Copy the listing below in full and skip every picture.

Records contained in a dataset
[Begin]
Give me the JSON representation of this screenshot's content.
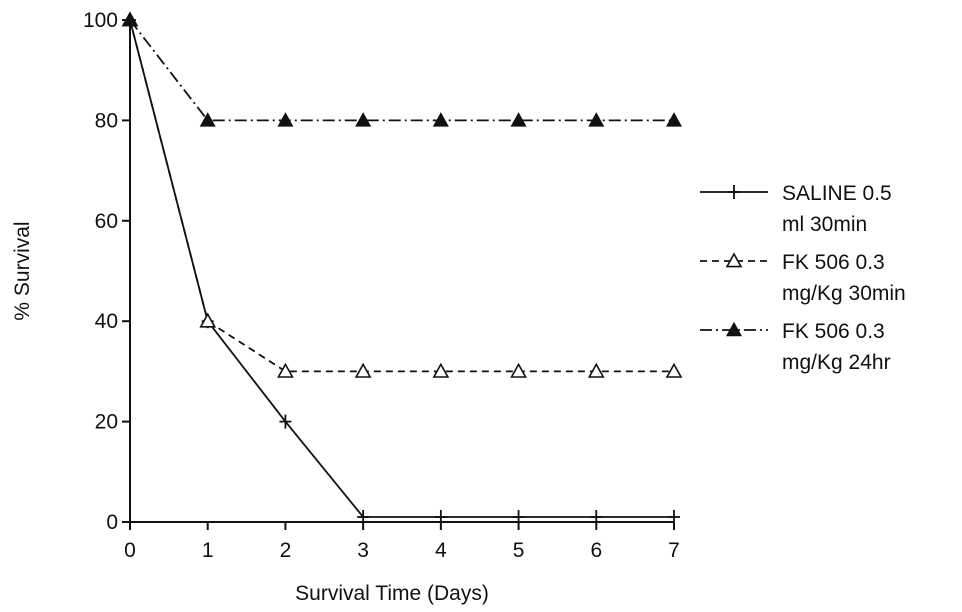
{
  "chart_data": {
    "type": "line",
    "title": "",
    "xlabel": "Survival Time (Days)",
    "ylabel": "% Survival",
    "xlim": [
      0,
      7
    ],
    "ylim": [
      0,
      100
    ],
    "x_ticks": [
      "0",
      "1",
      "2",
      "3",
      "4",
      "5",
      "6",
      "7"
    ],
    "y_ticks": [
      "0",
      "20",
      "40",
      "60",
      "80",
      "100"
    ],
    "grid": false,
    "legend_position": "right",
    "x": [
      0,
      1,
      2,
      3,
      4,
      5,
      6,
      7
    ],
    "series": [
      {
        "name": "SALINE 0.5 ml 30min",
        "legend_lines": [
          "SALINE 0.5",
          "ml 30min"
        ],
        "values": [
          100,
          40,
          20,
          1,
          1,
          1,
          1,
          1
        ],
        "line_style": "solid",
        "marker": "plus",
        "color": "#111111"
      },
      {
        "name": "FK 506 0.3 mg/Kg 30min",
        "legend_lines": [
          "FK 506 0.3",
          "mg/Kg 30min"
        ],
        "values": [
          100,
          40,
          30,
          30,
          30,
          30,
          30,
          30
        ],
        "line_style": "dashed",
        "marker": "open-triangle",
        "color": "#111111"
      },
      {
        "name": "FK 506 0.3 mg/Kg 24hr",
        "legend_lines": [
          "FK 506 0.3",
          "mg/Kg 24hr"
        ],
        "values": [
          100,
          80,
          80,
          80,
          80,
          80,
          80,
          80
        ],
        "line_style": "dash-dot",
        "marker": "filled-triangle",
        "color": "#111111"
      }
    ]
  }
}
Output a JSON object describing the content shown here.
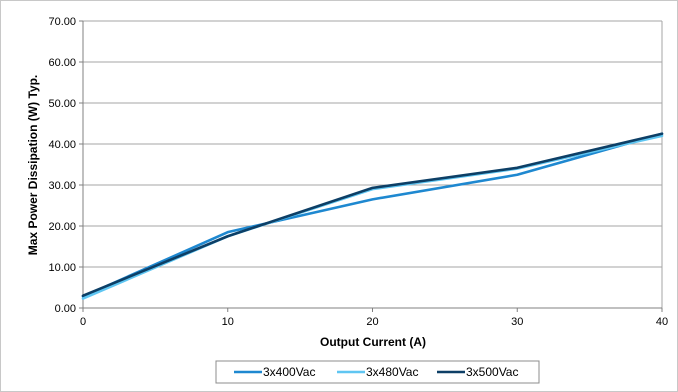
{
  "chart_data": {
    "type": "line",
    "title": "",
    "xlabel": "Output Current (A)",
    "ylabel": "Max Power Dissipation (W) Typ.",
    "xlim": [
      0,
      40
    ],
    "ylim": [
      0,
      70
    ],
    "x_ticks": [
      0,
      10,
      20,
      30,
      40
    ],
    "x_tick_labels": [
      "0",
      "10",
      "20",
      "30",
      "40"
    ],
    "y_ticks": [
      0,
      10,
      20,
      30,
      40,
      50,
      60,
      70
    ],
    "y_tick_labels": [
      "0.00",
      "10.00",
      "20.00",
      "30.00",
      "40.00",
      "50.00",
      "60.00",
      "70.00"
    ],
    "grid": "horizontal",
    "legend_position": "bottom",
    "x": [
      0,
      10,
      20,
      30,
      40
    ],
    "series": [
      {
        "name": "3x400Vac",
        "color": "#1e88d0",
        "values": [
          2.8,
          18.5,
          26.5,
          32.5,
          42.5
        ]
      },
      {
        "name": "3x480Vac",
        "color": "#5fc6f2",
        "values": [
          2.3,
          17.5,
          29.0,
          34.0,
          42.0
        ]
      },
      {
        "name": "3x500Vac",
        "color": "#0d3f66",
        "values": [
          3.0,
          17.5,
          29.3,
          34.2,
          42.5
        ]
      }
    ]
  }
}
[End]
*OUTPUT:*
Give me the JSON representation of this screenshot's content.
{
  "chart_data": {
    "type": "line",
    "title": "",
    "xlabel": "Survival Time (Days)",
    "ylabel": "% Survival",
    "xlim": [
      0,
      7
    ],
    "ylim": [
      0,
      100
    ],
    "x_ticks": [
      "0",
      "1",
      "2",
      "3",
      "4",
      "5",
      "6",
      "7"
    ],
    "y_ticks": [
      "0",
      "20",
      "40",
      "60",
      "80",
      "100"
    ],
    "grid": false,
    "legend_position": "right",
    "x": [
      0,
      1,
      2,
      3,
      4,
      5,
      6,
      7
    ],
    "series": [
      {
        "name": "SALINE 0.5 ml 30min",
        "legend_lines": [
          "SALINE 0.5",
          "ml 30min"
        ],
        "values": [
          100,
          40,
          20,
          1,
          1,
          1,
          1,
          1
        ],
        "line_style": "solid",
        "marker": "plus",
        "color": "#111111"
      },
      {
        "name": "FK 506 0.3 mg/Kg 30min",
        "legend_lines": [
          "FK 506 0.3",
          "mg/Kg 30min"
        ],
        "values": [
          100,
          40,
          30,
          30,
          30,
          30,
          30,
          30
        ],
        "line_style": "dashed",
        "marker": "open-triangle",
        "color": "#111111"
      },
      {
        "name": "FK 506 0.3 mg/Kg 24hr",
        "legend_lines": [
          "FK 506 0.3",
          "mg/Kg 24hr"
        ],
        "values": [
          100,
          80,
          80,
          80,
          80,
          80,
          80,
          80
        ],
        "line_style": "dash-dot",
        "marker": "filled-triangle",
        "color": "#111111"
      }
    ]
  }
}
Output a JSON object describing the content shown here.
{
  "chart_data": {
    "type": "line",
    "title": "",
    "xlabel": "Output Current (A)",
    "ylabel": "Max Power Dissipation (W) Typ.",
    "xlim": [
      0,
      40
    ],
    "ylim": [
      0,
      70
    ],
    "x_ticks": [
      0,
      10,
      20,
      30,
      40
    ],
    "x_tick_labels": [
      "0",
      "10",
      "20",
      "30",
      "40"
    ],
    "y_ticks": [
      0,
      10,
      20,
      30,
      40,
      50,
      60,
      70
    ],
    "y_tick_labels": [
      "0.00",
      "10.00",
      "20.00",
      "30.00",
      "40.00",
      "50.00",
      "60.00",
      "70.00"
    ],
    "grid": "horizontal",
    "legend_position": "bottom",
    "x": [
      0,
      10,
      20,
      30,
      40
    ],
    "series": [
      {
        "name": "3x400Vac",
        "color": "#1e88d0",
        "values": [
          2.8,
          18.5,
          26.5,
          32.5,
          42.5
        ]
      },
      {
        "name": "3x480Vac",
        "color": "#5fc6f2",
        "values": [
          2.3,
          17.5,
          29.0,
          34.0,
          42.0
        ]
      },
      {
        "name": "3x500Vac",
        "color": "#0d3f66",
        "values": [
          3.0,
          17.5,
          29.3,
          34.2,
          42.5
        ]
      }
    ]
  }
}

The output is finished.